Moral Relativity

I believe in God, and therefore, in an absolute truth. However, I think the truth is more abstract than people who would accuse me of moral relativism might claim. I don't presume to completely understand God, though I do claim to have a loving relationship with Him. I do believe that God has revealed a "moral map" to the world through Jesus. Unfortunately, I think a lot of people, even many who claim to be Christians, have not accepted the directions of this map, the primary of which is love.

Love can be manifested in infinite ways. What I may think is an act of love, another may think is a sin. Hence, we have "moral relativism." Both parties may claim to be acting in accordance with God. An extreme moral relativist might claim that there is no absolute truth. However, someone that believes in an absolute truth, such as myself, can also have questions about what is right and wrong. I think even some people that lambast the concept of moral relativism practice it. For example, I've heard conservative Christians fundamentally preach the adherence to the commandment "thouh shalt not kill." Yet, through interpretations of the commandment and concepts such as "just war theory", killing an "enemy" in a "war" is condoned under certain circumstances. The fact that the act of killing can be a sin in one circumstance and in accordance with God's law in another circumstance is an example of moral relativism. The very concept of moral relativism is that the righteousness of actions depend upon circumstances. I admit, I adhere to this definition of moral relativism, and I am proud to do so. I think it leads me to a less judgmental and more loving understanding of those around me, which I believe to be the ultimate law of God.

§ **OBJECTIVE**: Extract the passage on moral relativity from "Moral Relativity" to "which is love.", word for word.

§ **PROVIDED MATERIAL**:
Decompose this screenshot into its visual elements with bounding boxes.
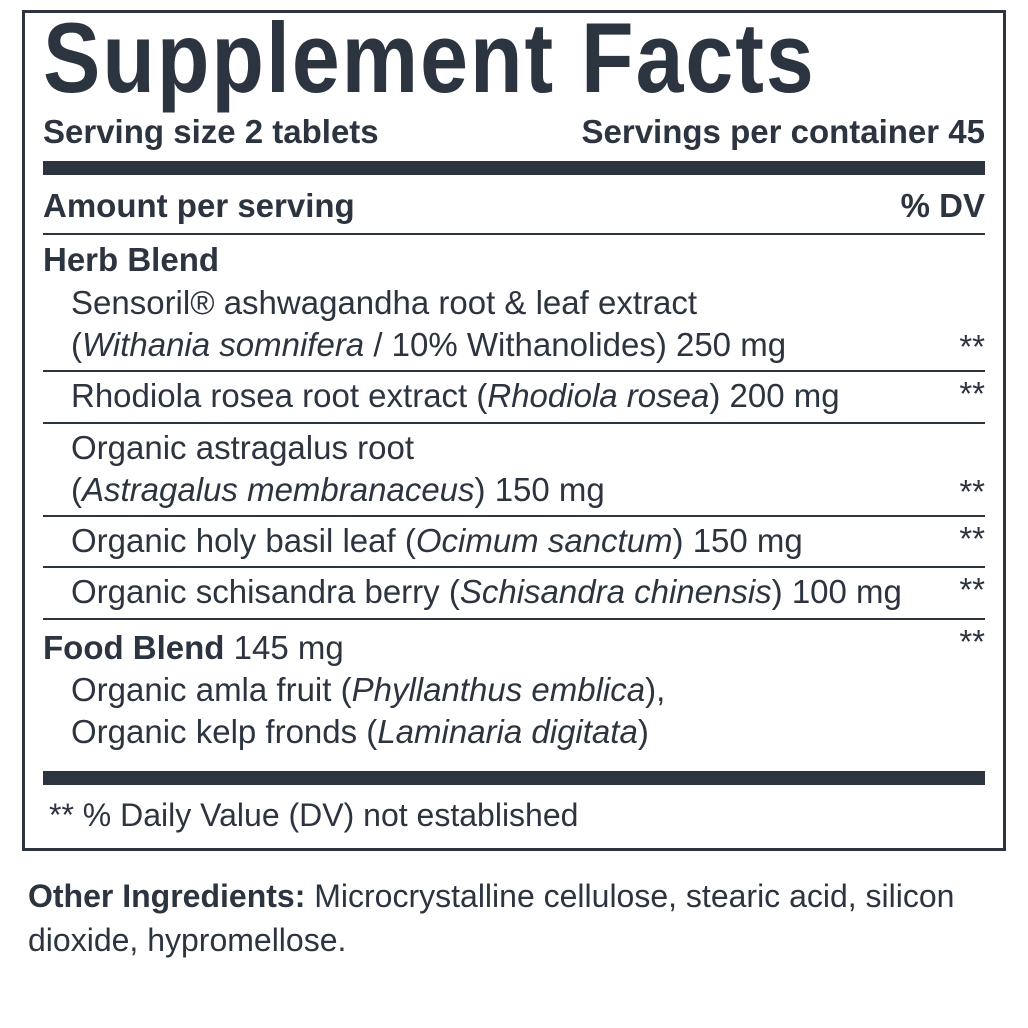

§ **FINISHED EXERCISE**:
Moral Relativity

I believe in God, and therefore, in an absolute truth. However, I think the truth is more abstract than people who would accuse me of moral relativism might claim. I don't presume to completely understand God, though I do claim to have a loving relationship with Him. I do believe that God has revealed a "moral map" to the world through Jesus. Unfortunately, I think a lot of people, even many who claim to be Christians, have not accepted the directions of this map, the primary of which is love.